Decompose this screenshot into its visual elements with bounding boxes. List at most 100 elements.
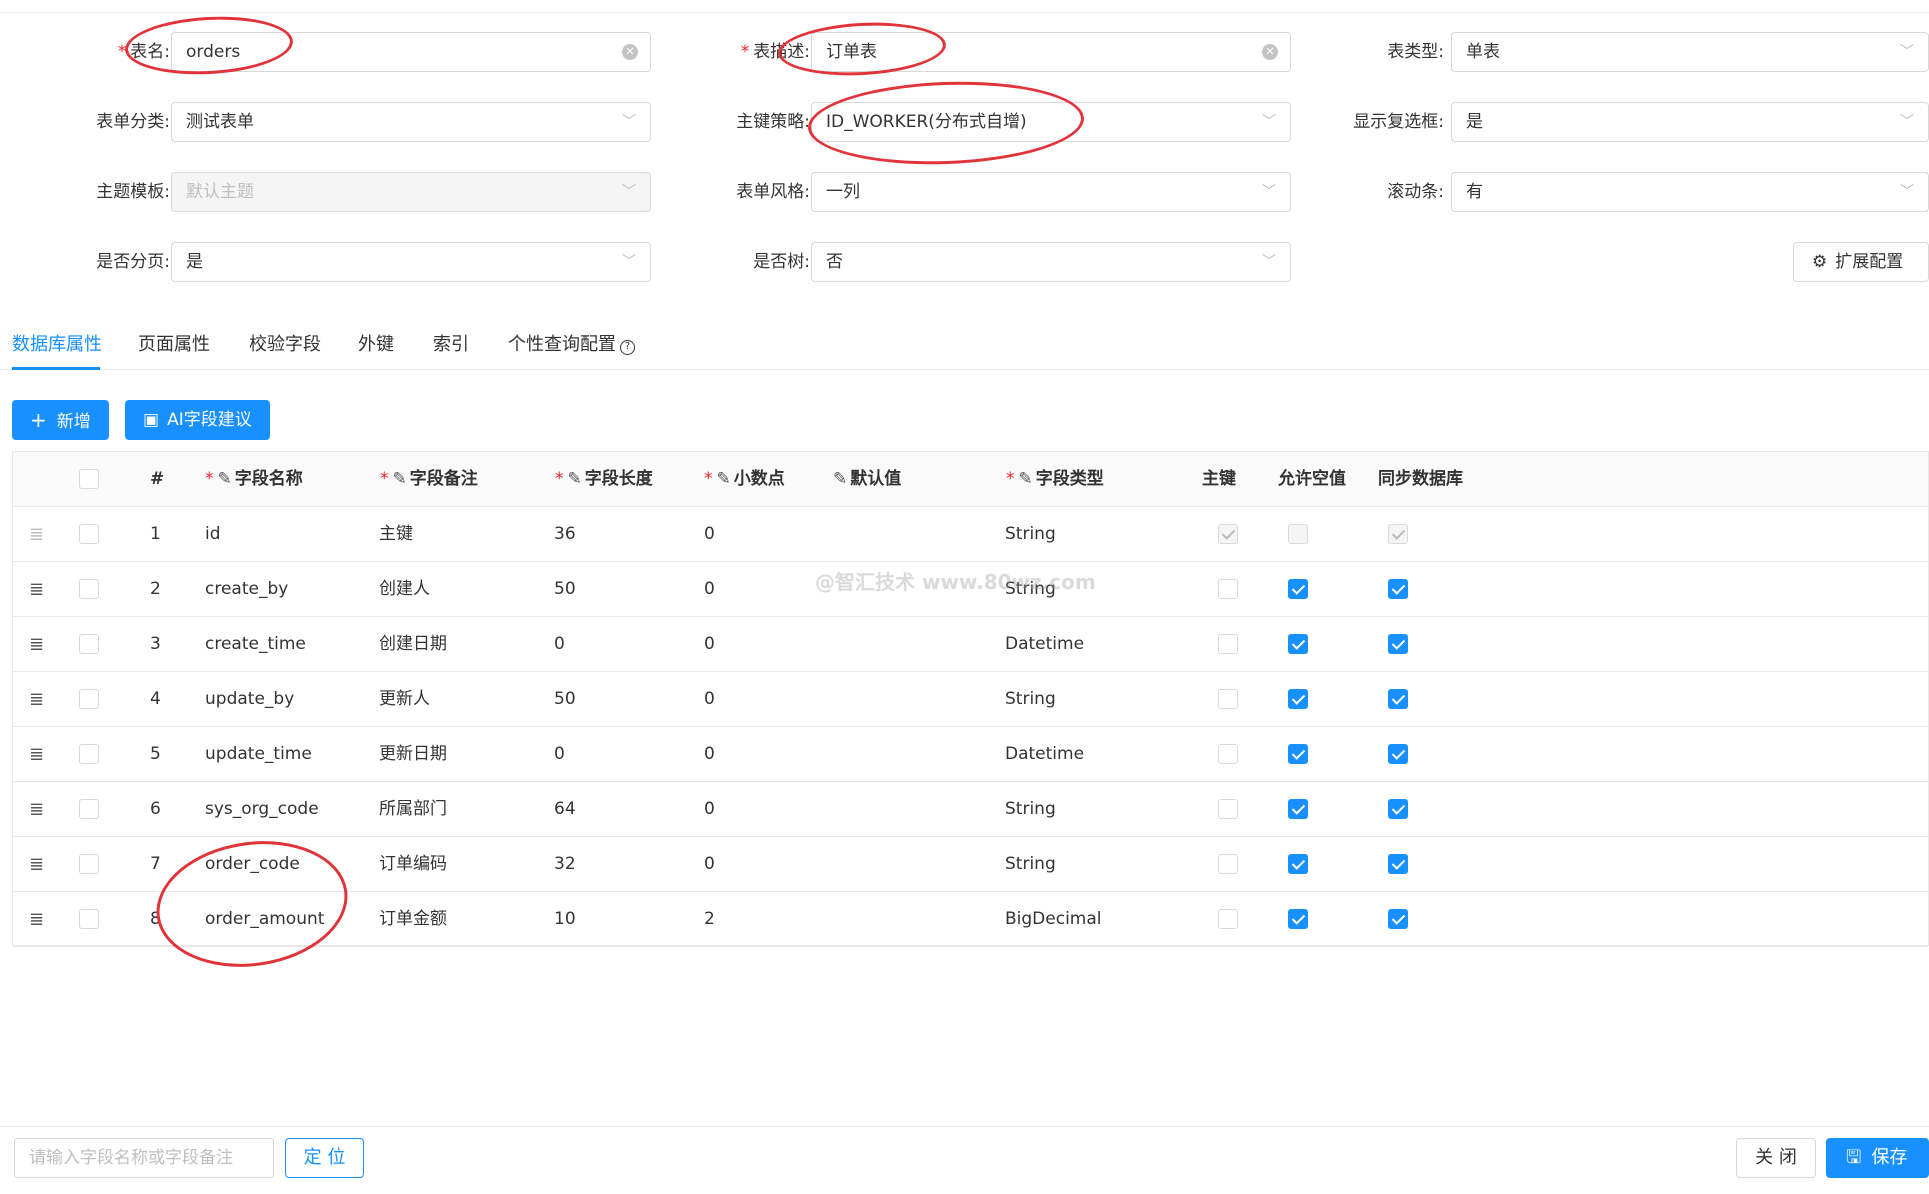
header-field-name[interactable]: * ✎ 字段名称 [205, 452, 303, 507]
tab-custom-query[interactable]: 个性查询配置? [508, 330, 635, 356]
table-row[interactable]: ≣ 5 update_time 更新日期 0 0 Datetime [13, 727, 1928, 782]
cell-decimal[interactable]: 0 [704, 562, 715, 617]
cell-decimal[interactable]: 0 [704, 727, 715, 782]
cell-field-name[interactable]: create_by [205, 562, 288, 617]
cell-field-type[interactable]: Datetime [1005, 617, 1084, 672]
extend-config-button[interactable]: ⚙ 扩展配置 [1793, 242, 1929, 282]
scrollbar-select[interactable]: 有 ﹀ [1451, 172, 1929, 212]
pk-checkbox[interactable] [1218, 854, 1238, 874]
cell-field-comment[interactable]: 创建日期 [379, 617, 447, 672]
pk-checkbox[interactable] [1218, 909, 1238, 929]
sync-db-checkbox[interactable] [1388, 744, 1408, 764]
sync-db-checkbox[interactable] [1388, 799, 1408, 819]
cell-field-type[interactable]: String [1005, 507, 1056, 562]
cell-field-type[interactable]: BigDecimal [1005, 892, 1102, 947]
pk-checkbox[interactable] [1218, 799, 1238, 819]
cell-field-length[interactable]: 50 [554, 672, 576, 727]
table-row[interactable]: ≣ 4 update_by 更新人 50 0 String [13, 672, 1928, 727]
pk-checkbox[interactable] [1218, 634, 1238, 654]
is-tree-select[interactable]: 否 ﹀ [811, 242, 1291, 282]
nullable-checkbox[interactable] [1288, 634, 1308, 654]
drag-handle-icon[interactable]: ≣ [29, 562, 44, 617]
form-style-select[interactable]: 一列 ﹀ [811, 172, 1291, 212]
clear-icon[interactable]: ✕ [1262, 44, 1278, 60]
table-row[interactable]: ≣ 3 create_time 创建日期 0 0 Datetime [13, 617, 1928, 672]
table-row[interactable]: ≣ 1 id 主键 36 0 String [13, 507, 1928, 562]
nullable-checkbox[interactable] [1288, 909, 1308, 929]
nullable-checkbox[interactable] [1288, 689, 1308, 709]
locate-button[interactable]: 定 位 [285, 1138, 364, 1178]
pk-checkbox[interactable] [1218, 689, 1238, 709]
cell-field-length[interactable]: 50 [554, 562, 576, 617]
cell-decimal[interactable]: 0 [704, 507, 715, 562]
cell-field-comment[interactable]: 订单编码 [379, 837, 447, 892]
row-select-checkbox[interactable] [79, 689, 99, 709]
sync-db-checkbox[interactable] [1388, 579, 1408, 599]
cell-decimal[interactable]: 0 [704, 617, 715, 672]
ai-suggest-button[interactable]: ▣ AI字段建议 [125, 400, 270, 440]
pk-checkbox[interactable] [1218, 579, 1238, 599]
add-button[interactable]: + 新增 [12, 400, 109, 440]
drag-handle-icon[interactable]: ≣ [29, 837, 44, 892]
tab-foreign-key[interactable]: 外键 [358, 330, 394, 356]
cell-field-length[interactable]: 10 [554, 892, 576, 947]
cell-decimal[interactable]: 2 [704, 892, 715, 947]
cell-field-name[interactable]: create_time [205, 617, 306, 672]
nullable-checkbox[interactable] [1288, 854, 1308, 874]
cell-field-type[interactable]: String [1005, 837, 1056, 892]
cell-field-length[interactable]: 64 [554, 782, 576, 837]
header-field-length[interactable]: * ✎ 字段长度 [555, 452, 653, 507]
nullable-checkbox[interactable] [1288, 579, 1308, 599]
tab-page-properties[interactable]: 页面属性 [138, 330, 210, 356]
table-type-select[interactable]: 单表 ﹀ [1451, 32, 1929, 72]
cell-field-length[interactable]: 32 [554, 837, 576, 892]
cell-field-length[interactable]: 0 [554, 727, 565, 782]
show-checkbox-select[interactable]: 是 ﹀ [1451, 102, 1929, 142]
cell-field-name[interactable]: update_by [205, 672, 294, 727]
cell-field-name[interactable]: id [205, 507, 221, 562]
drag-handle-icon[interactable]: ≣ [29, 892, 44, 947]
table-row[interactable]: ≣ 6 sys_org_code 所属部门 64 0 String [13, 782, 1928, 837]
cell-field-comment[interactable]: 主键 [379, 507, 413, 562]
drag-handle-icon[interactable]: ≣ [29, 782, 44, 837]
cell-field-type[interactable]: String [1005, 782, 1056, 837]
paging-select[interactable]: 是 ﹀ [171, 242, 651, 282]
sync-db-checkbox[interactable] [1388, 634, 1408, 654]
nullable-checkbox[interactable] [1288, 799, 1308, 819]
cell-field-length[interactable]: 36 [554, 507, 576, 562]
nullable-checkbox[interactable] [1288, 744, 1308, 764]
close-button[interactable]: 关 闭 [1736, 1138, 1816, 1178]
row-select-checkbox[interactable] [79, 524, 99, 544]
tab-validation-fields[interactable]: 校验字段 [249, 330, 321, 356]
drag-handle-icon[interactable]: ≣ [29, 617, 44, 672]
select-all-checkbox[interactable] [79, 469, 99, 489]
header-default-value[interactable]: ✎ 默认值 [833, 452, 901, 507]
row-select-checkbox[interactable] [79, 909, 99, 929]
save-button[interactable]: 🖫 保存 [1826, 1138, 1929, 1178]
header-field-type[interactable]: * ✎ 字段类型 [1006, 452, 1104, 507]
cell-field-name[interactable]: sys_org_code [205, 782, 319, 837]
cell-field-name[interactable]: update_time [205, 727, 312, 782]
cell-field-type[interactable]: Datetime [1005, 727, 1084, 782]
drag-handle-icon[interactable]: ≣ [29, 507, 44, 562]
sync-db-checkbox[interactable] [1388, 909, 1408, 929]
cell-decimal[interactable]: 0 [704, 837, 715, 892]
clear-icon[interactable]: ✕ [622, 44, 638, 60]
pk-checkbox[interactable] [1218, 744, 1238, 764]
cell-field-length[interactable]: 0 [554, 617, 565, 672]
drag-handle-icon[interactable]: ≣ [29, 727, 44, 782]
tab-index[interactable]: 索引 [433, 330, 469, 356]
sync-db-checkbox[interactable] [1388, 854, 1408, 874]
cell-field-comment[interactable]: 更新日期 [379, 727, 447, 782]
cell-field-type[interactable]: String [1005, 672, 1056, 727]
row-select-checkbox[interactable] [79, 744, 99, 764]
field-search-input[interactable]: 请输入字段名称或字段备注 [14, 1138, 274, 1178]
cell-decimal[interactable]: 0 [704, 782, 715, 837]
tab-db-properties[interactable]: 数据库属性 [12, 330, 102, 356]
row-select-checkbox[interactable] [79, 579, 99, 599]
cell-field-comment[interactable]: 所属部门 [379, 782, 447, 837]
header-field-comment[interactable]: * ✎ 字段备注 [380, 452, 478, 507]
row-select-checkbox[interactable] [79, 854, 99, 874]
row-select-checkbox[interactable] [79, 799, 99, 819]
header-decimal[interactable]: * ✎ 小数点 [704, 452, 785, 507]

_ _ _

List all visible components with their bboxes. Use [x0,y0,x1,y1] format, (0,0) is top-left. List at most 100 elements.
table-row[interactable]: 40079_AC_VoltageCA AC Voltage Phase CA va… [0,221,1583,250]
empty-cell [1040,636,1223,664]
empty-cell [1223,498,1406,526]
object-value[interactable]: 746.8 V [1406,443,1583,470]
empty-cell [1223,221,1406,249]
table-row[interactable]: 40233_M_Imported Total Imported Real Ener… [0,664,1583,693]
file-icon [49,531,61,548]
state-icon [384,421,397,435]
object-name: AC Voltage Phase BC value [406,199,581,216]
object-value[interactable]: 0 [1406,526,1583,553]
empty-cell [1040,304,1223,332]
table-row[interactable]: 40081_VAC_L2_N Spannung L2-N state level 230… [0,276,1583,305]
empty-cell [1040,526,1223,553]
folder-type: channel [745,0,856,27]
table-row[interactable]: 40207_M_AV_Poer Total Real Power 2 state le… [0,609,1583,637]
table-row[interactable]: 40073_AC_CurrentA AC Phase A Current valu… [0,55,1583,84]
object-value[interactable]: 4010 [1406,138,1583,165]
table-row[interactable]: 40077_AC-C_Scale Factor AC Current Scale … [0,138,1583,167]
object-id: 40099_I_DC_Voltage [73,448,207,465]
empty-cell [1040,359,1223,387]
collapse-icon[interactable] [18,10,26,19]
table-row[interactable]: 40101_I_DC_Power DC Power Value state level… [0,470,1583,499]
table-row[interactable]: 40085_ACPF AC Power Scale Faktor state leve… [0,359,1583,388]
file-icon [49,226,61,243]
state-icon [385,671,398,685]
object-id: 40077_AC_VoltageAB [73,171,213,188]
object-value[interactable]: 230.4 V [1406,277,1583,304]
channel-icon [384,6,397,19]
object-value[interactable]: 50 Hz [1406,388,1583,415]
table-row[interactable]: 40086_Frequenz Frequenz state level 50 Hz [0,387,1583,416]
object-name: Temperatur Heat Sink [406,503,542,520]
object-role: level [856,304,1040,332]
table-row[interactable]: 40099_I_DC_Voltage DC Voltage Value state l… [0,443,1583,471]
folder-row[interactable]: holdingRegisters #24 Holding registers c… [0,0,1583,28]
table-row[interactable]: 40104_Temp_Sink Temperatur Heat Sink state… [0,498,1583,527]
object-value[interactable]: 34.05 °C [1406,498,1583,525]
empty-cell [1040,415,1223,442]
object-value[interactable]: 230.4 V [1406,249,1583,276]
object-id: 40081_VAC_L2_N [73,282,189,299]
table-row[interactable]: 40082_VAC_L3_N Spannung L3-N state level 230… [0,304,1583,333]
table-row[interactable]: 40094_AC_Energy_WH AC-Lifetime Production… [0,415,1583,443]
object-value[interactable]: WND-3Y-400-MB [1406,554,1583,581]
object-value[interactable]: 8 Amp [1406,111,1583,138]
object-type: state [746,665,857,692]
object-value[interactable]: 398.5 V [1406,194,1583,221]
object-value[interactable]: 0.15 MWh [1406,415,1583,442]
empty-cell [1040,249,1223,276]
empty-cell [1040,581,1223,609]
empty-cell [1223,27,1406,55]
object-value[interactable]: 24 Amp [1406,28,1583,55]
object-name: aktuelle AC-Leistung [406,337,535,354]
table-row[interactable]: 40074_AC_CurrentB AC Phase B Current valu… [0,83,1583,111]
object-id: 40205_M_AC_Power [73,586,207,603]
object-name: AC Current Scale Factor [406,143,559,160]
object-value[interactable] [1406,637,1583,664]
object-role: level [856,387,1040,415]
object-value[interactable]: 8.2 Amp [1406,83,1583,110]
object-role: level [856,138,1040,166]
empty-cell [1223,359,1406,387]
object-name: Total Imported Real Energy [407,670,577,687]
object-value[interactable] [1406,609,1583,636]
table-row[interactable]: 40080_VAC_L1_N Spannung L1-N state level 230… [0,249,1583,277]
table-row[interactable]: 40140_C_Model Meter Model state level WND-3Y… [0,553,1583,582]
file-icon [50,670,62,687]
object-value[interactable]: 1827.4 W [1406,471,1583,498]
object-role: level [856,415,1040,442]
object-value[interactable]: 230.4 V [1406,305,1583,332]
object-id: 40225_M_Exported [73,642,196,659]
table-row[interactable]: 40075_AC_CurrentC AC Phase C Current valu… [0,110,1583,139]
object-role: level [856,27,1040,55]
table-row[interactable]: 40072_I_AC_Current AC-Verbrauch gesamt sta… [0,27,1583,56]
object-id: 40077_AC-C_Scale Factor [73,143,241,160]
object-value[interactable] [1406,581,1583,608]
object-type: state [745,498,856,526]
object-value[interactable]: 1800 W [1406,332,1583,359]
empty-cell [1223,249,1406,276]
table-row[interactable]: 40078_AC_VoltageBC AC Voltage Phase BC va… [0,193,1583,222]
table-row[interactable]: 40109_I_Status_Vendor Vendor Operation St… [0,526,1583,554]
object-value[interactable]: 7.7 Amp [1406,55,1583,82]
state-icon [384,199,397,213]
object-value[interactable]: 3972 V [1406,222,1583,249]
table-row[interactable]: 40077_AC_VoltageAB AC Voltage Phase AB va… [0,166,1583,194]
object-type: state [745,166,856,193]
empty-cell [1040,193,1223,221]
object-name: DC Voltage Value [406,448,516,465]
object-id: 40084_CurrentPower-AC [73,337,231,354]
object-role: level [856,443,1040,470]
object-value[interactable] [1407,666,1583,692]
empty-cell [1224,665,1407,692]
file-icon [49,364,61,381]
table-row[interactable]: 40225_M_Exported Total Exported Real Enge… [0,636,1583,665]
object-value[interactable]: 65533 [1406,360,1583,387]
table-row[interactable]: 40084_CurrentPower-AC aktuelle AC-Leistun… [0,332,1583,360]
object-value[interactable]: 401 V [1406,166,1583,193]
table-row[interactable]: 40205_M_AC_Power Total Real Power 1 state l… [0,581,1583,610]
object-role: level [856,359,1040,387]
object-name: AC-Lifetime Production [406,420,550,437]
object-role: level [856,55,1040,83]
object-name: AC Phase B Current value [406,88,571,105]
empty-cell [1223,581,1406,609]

_ _ _

• GIVEN EXERCISE
Return, unchanged and character for character, the rows above that begin with the line containing "header-field-name[interactable]: * ✎" and end with the line containing "cell-field-length[interactable]: 50 [554, 562, 576, 617]", including both of those lines.

• TASK ANSWER
header-field-name[interactable]: * ✎ 字段名称 [205, 452, 303, 507]
tab-custom-query[interactable]: 个性查询配置? [508, 330, 635, 356]
table-row[interactable]: ≣ 5 update_time 更新日期 0 0 Datetime [13, 727, 1928, 782]
cell-decimal[interactable]: 0 [704, 562, 715, 617]
cell-decimal[interactable]: 0 [704, 727, 715, 782]
cell-field-name[interactable]: create_by [205, 562, 288, 617]
cell-field-type[interactable]: Datetime [1005, 617, 1084, 672]
extend-config-button[interactable]: ⚙ 扩展配置 [1793, 242, 1929, 282]
scrollbar-select[interactable]: 有 ﹀ [1451, 172, 1929, 212]
pk-checkbox[interactable] [1218, 854, 1238, 874]
cell-field-comment[interactable]: 创建日期 [379, 617, 447, 672]
pk-checkbox[interactable] [1218, 909, 1238, 929]
sync-db-checkbox[interactable] [1388, 744, 1408, 764]
sync-db-checkbox[interactable] [1388, 799, 1408, 819]
cell-field-type[interactable]: String [1005, 507, 1056, 562]
cell-field-type[interactable]: BigDecimal [1005, 892, 1102, 947]
pk-checkbox[interactable] [1218, 799, 1238, 819]
cell-field-length[interactable]: 50 [554, 672, 576, 727]
table-row[interactable]: ≣ 4 update_by 更新人 50 0 String [13, 672, 1928, 727]
pk-checkbox[interactable] [1218, 634, 1238, 654]
is-tree-select[interactable]: 否 ﹀ [811, 242, 1291, 282]
nullable-checkbox[interactable] [1288, 634, 1308, 654]
drag-handle-icon[interactable]: ≣ [29, 562, 44, 617]
form-style-select[interactable]: 一列 ﹀ [811, 172, 1291, 212]
clear-icon[interactable]: ✕ [1262, 44, 1278, 60]
table-row[interactable]: ≣ 3 create_time 创建日期 0 0 Datetime [13, 617, 1928, 672]
table-row[interactable]: ≣ 1 id 主键 36 0 String [13, 507, 1928, 562]
nullable-checkbox[interactable] [1288, 909, 1308, 929]
nullable-checkbox[interactable] [1288, 689, 1308, 709]
locate-button[interactable]: 定 位 [285, 1138, 364, 1178]
pk-checkbox[interactable] [1218, 689, 1238, 709]
cell-field-length[interactable]: 50 [554, 562, 576, 617]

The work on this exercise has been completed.